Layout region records

----------

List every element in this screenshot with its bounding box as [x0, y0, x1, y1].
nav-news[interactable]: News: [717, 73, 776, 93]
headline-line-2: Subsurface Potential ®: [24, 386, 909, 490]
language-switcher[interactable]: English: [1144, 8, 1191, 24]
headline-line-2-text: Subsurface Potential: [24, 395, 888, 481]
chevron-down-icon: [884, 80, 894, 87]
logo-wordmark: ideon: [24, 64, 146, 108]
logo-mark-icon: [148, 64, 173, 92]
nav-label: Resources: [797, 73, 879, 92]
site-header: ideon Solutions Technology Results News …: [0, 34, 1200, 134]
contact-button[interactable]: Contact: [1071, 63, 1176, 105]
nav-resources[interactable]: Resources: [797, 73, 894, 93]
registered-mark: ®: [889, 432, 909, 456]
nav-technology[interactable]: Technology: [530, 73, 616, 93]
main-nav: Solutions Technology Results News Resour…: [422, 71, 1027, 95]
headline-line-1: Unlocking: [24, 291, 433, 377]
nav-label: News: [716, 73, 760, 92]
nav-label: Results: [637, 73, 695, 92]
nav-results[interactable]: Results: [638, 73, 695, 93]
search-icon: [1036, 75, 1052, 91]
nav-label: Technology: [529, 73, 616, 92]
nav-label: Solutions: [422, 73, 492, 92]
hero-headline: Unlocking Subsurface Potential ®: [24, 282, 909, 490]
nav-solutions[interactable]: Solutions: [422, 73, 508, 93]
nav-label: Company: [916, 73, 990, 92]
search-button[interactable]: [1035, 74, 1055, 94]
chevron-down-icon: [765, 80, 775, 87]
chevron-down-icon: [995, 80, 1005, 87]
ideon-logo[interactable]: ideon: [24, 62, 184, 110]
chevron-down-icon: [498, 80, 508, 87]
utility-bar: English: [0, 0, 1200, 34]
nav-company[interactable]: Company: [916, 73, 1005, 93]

----------

Print the lines of the records above again, without any changes.

_SOLVED PROBLEM_
List every element in this screenshot with its bounding box as [x0, y0, x1, y1].
nav-news[interactable]: News: [717, 73, 776, 93]
headline-line-2: Subsurface Potential ®: [24, 386, 909, 490]
language-switcher[interactable]: English: [1144, 8, 1191, 24]
headline-line-2-text: Subsurface Potential: [24, 395, 888, 481]
chevron-down-icon: [884, 80, 894, 87]
logo-wordmark: ideon: [24, 64, 146, 108]
logo-mark-icon: [148, 64, 173, 92]
nav-label: Resources: [797, 73, 879, 92]
site-header: ideon Solutions Technology Results News …: [0, 34, 1200, 134]
contact-button[interactable]: Contact: [1071, 63, 1176, 105]
nav-resources[interactable]: Resources: [797, 73, 894, 93]
registered-mark: ®: [889, 432, 909, 456]
nav-technology[interactable]: Technology: [530, 73, 616, 93]
main-nav: Solutions Technology Results News Resour…: [422, 71, 1027, 95]
headline-line-1: Unlocking: [24, 291, 433, 377]
nav-label: News: [716, 73, 760, 92]
nav-label: Results: [637, 73, 695, 92]
nav-results[interactable]: Results: [638, 73, 695, 93]
search-icon: [1036, 75, 1052, 91]
nav-label: Technology: [529, 73, 616, 92]
nav-label: Solutions: [422, 73, 492, 92]
hero-headline: Unlocking Subsurface Potential ®: [24, 282, 909, 490]
nav-solutions[interactable]: Solutions: [422, 73, 508, 93]
nav-label: Company: [916, 73, 990, 92]
search-button[interactable]: [1035, 74, 1055, 94]
chevron-down-icon: [765, 80, 775, 87]
chevron-down-icon: [995, 80, 1005, 87]
ideon-logo[interactable]: ideon: [24, 62, 184, 110]
chevron-down-icon: [498, 80, 508, 87]
utility-bar: English: [0, 0, 1200, 34]
nav-company[interactable]: Company: [916, 73, 1005, 93]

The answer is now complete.